(Dataset items)
>>>>>

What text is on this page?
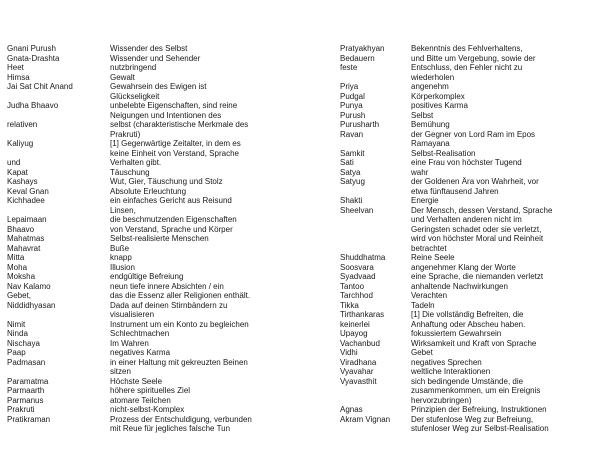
Gnani Purush	Wissender des Selbst
Gnata-Drashta	Wissender und Sehender
Heet	nutzbringend
Himsa	Gewalt
Jai Sat Chit Anand	Gewahrsein des Ewigen ist
Glückseligkeit
Judha Bhaavo	unbelebte Eigenschaften, sind reine
Neigungen und Intentionen des
relativen	selbst (charakteristische Merkmale des
Prakruti)
Kaliyug	[1] Gegenwärtige Zeitalter, in dem es
keine Einheit von Verstand, Sprache
und	Verhalten gibt.
Kapat	Täuschung
Kashays	Wut, Gier, Täuschung und Stolz
Keval Gnan	Absolute Erleuchtung
Kichhadee	ein einfaches Gericht aus Reisund
Linsen,
Lepaimaan	die beschmutzenden Eigenschaften
Bhaavo	von Verstand, Sprache und Körper
Mahatmas	Selbst-realisierte Menschen
Mahavrat	Buße
Mitta	knapp
Moha	Illusion
Moksha	endgültige Befreiung
Nav Kalamo	neun tiefe innere Absichten / ein
Gebet,	das die Essenz aller Religionen enthält.
Niddidhyasan	Dada auf deinen Stirnbändern zu
visualisieren
Nimit	Instrument um ein Konto zu begleichen
Ninda	Schlechtmachen
Nischaya	Im Wahren
Paap	negatives Karma
Padmasan	in einer Haltung mit gekreuzten Beinen
sitzen
Paramatma	Höchste Seele
Parmaarth	höhere spirituelles Ziel
Parmanus	atomare Teilchen
Prakruti	nicht-selbst-Komplex
Pratikraman	Prozess der Entschuldigung, verbunden
mit Reue für jegliches falsche Tun
Pratyakhyan	Bekenntnis des Fehlverhaltens,
Bedauern	und Bitte um Vergebung, sowie der
feste	Entschluss, den Fehler nicht zu
wiederholen
Priya	angenehm
Pudgal	Körperkomplex
Punya	positives Karma
Purush	Selbst
Purusharth	Bemühung
Ravan	der Gegner von Lord Ram im Epos
Ramayana
Samkit	Selbst-Realisation
Sati	eine Frau von höchster Tugend
Satya	wahr
Satyug	der Goldenen Ära von Wahrheit, vor
etwa fünftausend Jahren
Shakti	Energie
Sheelvan	Der Mensch, dessen Verstand, Sprache
und Verhalten anderen nicht im
Geringsten schadet oder sie verletzt,
wird von höchster Moral und Reinheit
betrachtet
Shuddhatma	Reine Seele
Soosvara	angenehmer Klang der Worte
Syadvaad	eine Sprache, die niemanden verletzt
Tantoo	anhaltende Nachwirkungen
Tarchhod	Verachten
Tikka	Tadeln
Tirthankaras	[1] Die vollständig Befreiten, die
keinerlei	Anhaftung oder Abscheu haben.
Upayog	fokussiertem Gewahrsein
Vachanbud	Wirksamkeit und Kraft von Sprache
Vidhi	Gebet
Viradhana	negatives Sprechen
Vyavahar	weltliche Interaktionen
Vyavasthit	sich bedingende Umstände, die
zusammenkommen, um ein Ereignis
hervorzubringen)
Agnas	Prinzipien der Befreiung, Instruktionen
Akram Vignan	Der stufenlose Weg zur Befreiung,
stufenloser Weg zur Selbst-Realisation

<<<<<

▶ Aim of the exercise:
Every record must be copied exactly, with images dropped from the result.

▶ Full answer:
What text is on this page?
Gnani Purush	Wissender des Selbst
Gnata-Drashta	Wissender und Sehender
Heet	nutzbringend
Himsa	Gewalt
Jai Sat Chit Anand	Gewahrsein des Ewigen ist
Glückseligkeit
Judha Bhaavo	unbelebte Eigenschaften, sind reine
Neigungen und Intentionen des
relativen	selbst (charakteristische Merkmale des
Prakruti)
Kaliyug	[1] Gegenwärtige Zeitalter, in dem es
keine Einheit von Verstand, Sprache
und	Verhalten gibt.
Kapat	Täuschung
Kashays	Wut, Gier, Täuschung und Stolz
Keval Gnan	Absolute Erleuchtung
Kichhadee	ein einfaches Gericht aus Reisund
Linsen,
Lepaimaan	die beschmutzenden Eigenschaften
Bhaavo	von Verstand, Sprache und Körper
Mahatmas	Selbst-realisierte Menschen
Mahavrat	Buße
Mitta	knapp
Moha	Illusion
Moksha	endgültige Befreiung
Nav Kalamo	neun tiefe innere Absichten / ein
Gebet,	das die Essenz aller Religionen enthält.
Niddidhyasan	Dada auf deinen Stirnbändern zu
visualisieren
Nimit	Instrument um ein Konto zu begleichen
Ninda	Schlechtmachen
Nischaya	Im Wahren
Paap	negatives Karma
Padmasan	in einer Haltung mit gekreuzten Beinen
sitzen
Paramatma	Höchste Seele
Parmaarth	höhere spirituelles Ziel
Parmanus	atomare Teilchen
Prakruti	nicht-selbst-Komplex
Pratikraman	Prozess der Entschuldigung, verbunden
mit Reue für jegliches falsche Tun
Pratyakhyan	Bekenntnis des Fehlverhaltens,
Bedauern	und Bitte um Vergebung, sowie der
feste	Entschluss, den Fehler nicht zu
wiederholen
Priya	angenehm
Pudgal	Körperkomplex
Punya	positives Karma
Purush	Selbst
Purusharth	Bemühung
Ravan	der Gegner von Lord Ram im Epos
Ramayana
Samkit	Selbst-Realisation
Sati	eine Frau von höchster Tugend
Satya	wahr
Satyug	der Goldenen Ära von Wahrheit, vor
etwa fünftausend Jahren
Shakti	Energie
Sheelvan	Der Mensch, dessen Verstand, Sprache
und Verhalten anderen nicht im
Geringsten schadet oder sie verletzt,
wird von höchster Moral und Reinheit
betrachtet
Shuddhatma	Reine Seele
Soosvara	angenehmer Klang der Worte
Syadvaad	eine Sprache, die niemanden verletzt
Tantoo	anhaltende Nachwirkungen
Tarchhod	Verachten
Tikka	Tadeln
Tirthankaras	[1] Die vollständig Befreiten, die
keinerlei	Anhaftung oder Abscheu haben.
Upayog	fokussiertem Gewahrsein
Vachanbud	Wirksamkeit und Kraft von Sprache
Vidhi	Gebet
Viradhana	negatives Sprechen
Vyavahar	weltliche Interaktionen
Vyavasthit	sich bedingende Umstände, die
zusammenkommen, um ein Ereignis
hervorzubringen)
Agnas	Prinzipien der Befreiung, Instruktionen
Akram Vignan	Der stufenlose Weg zur Befreiung,
stufenloser Weg zur Selbst-Realisation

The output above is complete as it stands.